## Problem statement
Repeat every record below exactly, omitting any pictures.

## Records for the task
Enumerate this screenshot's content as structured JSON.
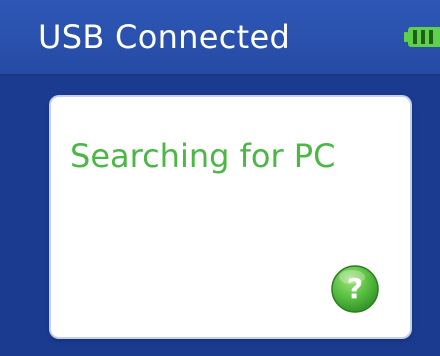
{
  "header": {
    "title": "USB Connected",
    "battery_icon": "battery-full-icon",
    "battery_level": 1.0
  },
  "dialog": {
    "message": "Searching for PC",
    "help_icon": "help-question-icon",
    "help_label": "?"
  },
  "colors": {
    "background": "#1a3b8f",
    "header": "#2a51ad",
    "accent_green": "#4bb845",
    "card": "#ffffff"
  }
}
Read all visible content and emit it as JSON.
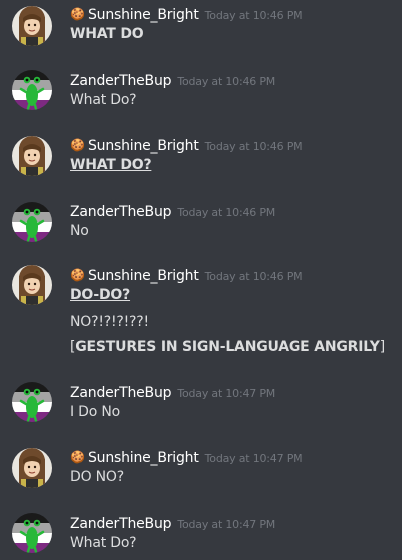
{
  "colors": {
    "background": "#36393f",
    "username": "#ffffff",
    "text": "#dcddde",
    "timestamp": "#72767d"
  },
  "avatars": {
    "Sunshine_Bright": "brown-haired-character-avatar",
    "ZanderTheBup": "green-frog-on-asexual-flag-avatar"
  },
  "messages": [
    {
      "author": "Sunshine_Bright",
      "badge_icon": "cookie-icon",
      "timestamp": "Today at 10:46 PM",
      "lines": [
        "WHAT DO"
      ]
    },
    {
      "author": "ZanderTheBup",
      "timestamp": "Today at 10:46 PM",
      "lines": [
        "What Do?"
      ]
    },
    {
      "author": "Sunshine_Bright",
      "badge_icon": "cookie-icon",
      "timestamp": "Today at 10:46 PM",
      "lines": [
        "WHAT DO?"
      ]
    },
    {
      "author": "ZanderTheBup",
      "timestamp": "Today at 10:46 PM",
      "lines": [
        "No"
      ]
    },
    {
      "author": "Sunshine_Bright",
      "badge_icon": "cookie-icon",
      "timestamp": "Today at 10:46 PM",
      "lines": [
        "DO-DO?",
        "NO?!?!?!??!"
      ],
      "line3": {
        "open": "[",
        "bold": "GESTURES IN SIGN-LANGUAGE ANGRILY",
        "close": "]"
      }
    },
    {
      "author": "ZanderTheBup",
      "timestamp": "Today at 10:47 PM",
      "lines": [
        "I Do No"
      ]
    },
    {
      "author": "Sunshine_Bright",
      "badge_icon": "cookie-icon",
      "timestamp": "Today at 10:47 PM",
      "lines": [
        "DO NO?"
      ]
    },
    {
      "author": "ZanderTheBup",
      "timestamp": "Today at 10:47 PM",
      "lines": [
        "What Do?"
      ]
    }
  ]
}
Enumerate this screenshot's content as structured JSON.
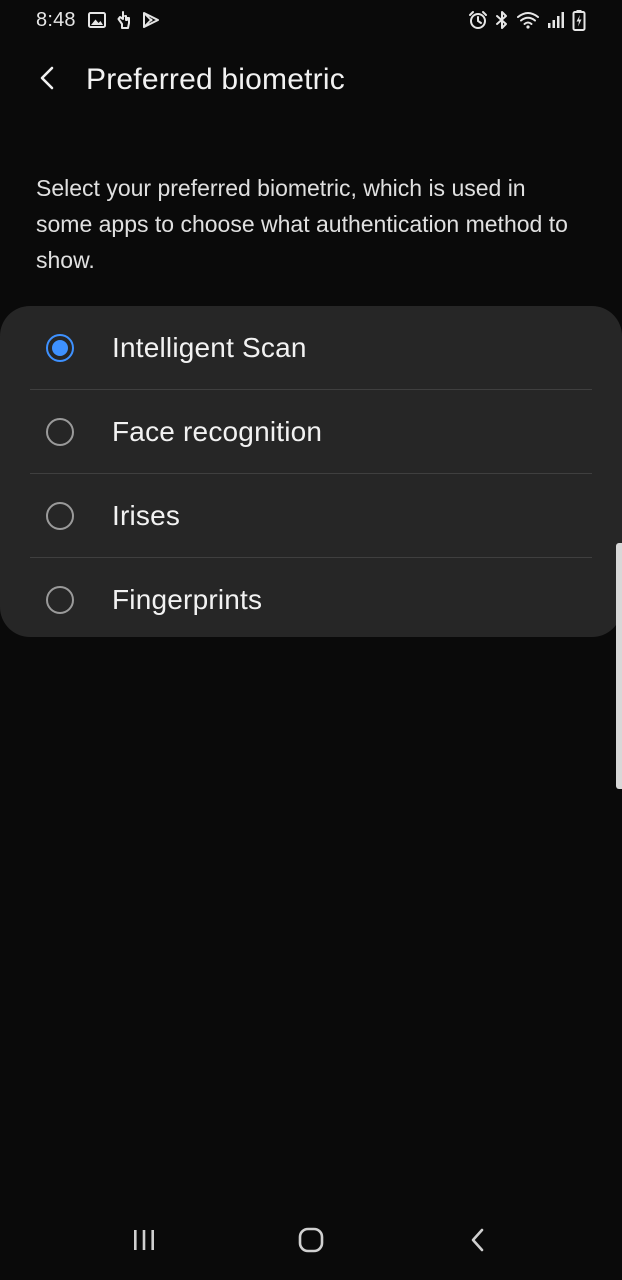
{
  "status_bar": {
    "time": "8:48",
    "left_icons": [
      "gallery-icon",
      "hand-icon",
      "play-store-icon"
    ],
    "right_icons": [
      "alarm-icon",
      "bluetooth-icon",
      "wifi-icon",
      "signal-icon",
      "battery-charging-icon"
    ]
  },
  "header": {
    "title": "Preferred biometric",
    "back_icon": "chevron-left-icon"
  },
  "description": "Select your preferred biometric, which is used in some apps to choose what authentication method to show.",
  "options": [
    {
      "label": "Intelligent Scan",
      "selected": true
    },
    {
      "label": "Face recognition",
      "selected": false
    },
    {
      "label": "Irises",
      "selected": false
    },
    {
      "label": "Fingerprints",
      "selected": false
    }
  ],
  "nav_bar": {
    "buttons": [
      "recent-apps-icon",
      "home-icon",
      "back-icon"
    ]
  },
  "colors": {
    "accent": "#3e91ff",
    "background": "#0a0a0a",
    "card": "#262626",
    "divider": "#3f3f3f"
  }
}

## Problem solution
Enumerate this screenshot's content as structured JSON.
{
  "header": {
    "title": "USB Connected",
    "battery_icon": "battery-full-icon",
    "battery_level": 1.0
  },
  "dialog": {
    "message": "Searching for PC",
    "help_icon": "help-question-icon",
    "help_label": "?"
  },
  "colors": {
    "background": "#1a3b8f",
    "header": "#2a51ad",
    "accent_green": "#4bb845",
    "card": "#ffffff"
  }
}
Read all visible content and emit it as JSON.
{
  "colors": {
    "background": "#36393f",
    "username": "#ffffff",
    "text": "#dcddde",
    "timestamp": "#72767d"
  },
  "avatars": {
    "Sunshine_Bright": "brown-haired-character-avatar",
    "ZanderTheBup": "green-frog-on-asexual-flag-avatar"
  },
  "messages": [
    {
      "author": "Sunshine_Bright",
      "badge_icon": "cookie-icon",
      "timestamp": "Today at 10:46 PM",
      "lines": [
        "WHAT DO"
      ]
    },
    {
      "author": "ZanderTheBup",
      "timestamp": "Today at 10:46 PM",
      "lines": [
        "What Do?"
      ]
    },
    {
      "author": "Sunshine_Bright",
      "badge_icon": "cookie-icon",
      "timestamp": "Today at 10:46 PM",
      "lines": [
        "WHAT DO?"
      ]
    },
    {
      "author": "ZanderTheBup",
      "timestamp": "Today at 10:46 PM",
      "lines": [
        "No"
      ]
    },
    {
      "author": "Sunshine_Bright",
      "badge_icon": "cookie-icon",
      "timestamp": "Today at 10:46 PM",
      "lines": [
        "DO-DO?",
        "NO?!?!?!??!"
      ],
      "line3": {
        "open": "[",
        "bold": "GESTURES IN SIGN-LANGUAGE ANGRILY",
        "close": "]"
      }
    },
    {
      "author": "ZanderTheBup",
      "timestamp": "Today at 10:47 PM",
      "lines": [
        "I Do No"
      ]
    },
    {
      "author": "Sunshine_Bright",
      "badge_icon": "cookie-icon",
      "timestamp": "Today at 10:47 PM",
      "lines": [
        "DO NO?"
      ]
    },
    {
      "author": "ZanderTheBup",
      "timestamp": "Today at 10:47 PM",
      "lines": [
        "What Do?"
      ]
    }
  ]
}
Enumerate this screenshot's content as structured JSON.
{
  "status_bar": {
    "time": "8:48",
    "left_icons": [
      "gallery-icon",
      "hand-icon",
      "play-store-icon"
    ],
    "right_icons": [
      "alarm-icon",
      "bluetooth-icon",
      "wifi-icon",
      "signal-icon",
      "battery-charging-icon"
    ]
  },
  "header": {
    "title": "Preferred biometric",
    "back_icon": "chevron-left-icon"
  },
  "description": "Select your preferred biometric, which is used in some apps to choose what authentication method to show.",
  "options": [
    {
      "label": "Intelligent Scan",
      "selected": true
    },
    {
      "label": "Face recognition",
      "selected": false
    },
    {
      "label": "Irises",
      "selected": false
    },
    {
      "label": "Fingerprints",
      "selected": false
    }
  ],
  "nav_bar": {
    "buttons": [
      "recent-apps-icon",
      "home-icon",
      "back-icon"
    ]
  },
  "colors": {
    "accent": "#3e91ff",
    "background": "#0a0a0a",
    "card": "#262626",
    "divider": "#3f3f3f"
  }
}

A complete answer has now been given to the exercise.